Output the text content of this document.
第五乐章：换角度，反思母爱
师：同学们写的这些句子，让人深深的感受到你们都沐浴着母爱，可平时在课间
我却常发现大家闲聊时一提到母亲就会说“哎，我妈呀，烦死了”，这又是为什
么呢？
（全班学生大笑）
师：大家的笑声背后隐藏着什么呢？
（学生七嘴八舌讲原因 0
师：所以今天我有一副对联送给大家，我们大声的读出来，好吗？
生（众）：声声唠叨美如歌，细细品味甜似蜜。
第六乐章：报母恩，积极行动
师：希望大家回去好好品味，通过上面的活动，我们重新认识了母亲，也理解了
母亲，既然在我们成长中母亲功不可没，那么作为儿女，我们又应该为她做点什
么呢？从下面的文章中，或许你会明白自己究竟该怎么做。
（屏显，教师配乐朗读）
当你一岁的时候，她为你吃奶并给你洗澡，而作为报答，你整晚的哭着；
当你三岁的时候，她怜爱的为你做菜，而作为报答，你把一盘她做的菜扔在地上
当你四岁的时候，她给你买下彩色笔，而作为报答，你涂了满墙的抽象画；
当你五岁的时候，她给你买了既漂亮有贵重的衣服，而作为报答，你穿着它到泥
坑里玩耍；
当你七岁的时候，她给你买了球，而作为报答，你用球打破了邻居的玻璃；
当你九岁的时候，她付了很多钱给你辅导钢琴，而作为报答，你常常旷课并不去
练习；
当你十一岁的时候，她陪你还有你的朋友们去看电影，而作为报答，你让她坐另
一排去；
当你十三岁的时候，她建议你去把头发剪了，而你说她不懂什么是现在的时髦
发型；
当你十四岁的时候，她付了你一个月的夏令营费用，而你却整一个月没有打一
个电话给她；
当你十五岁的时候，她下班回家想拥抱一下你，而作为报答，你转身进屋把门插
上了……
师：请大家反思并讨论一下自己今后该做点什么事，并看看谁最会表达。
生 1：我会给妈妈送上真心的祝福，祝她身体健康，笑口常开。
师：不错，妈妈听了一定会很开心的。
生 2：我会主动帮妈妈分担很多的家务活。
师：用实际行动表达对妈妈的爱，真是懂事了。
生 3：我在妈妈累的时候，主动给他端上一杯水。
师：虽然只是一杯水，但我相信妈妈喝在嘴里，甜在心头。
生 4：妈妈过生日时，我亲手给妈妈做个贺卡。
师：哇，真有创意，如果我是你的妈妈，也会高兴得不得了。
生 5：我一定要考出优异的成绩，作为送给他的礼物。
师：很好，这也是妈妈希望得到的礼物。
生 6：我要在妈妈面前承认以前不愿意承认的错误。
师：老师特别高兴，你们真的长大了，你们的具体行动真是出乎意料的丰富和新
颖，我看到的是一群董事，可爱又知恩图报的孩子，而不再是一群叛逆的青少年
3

**********

[Given task] Copy all lines of the material above where the string "而作为报答" occurs.

[Written response]
当你一岁的时候，她为你吃奶并给你洗澡，而作为报答，你整晚的哭着；
当你三岁的时候，她怜爱的为你做菜，而作为报答，你把一盘她做的菜扔在地上
当你四岁的时候，她给你买下彩色笔，而作为报答，你涂了满墙的抽象画；
当你五岁的时候，她给你买了既漂亮有贵重的衣服，而作为报答，你穿着它到泥
当你七岁的时候，她给你买了球，而作为报答，你用球打破了邻居的玻璃；
当你九岁的时候，她付了很多钱给你辅导钢琴，而作为报答，你常常旷课并不去
当你十一岁的时候，她陪你还有你的朋友们去看电影，而作为报答，你让她坐另
当你十五岁的时候，她下班回家想拥抱一下你，而作为报答，你转身进屋把门插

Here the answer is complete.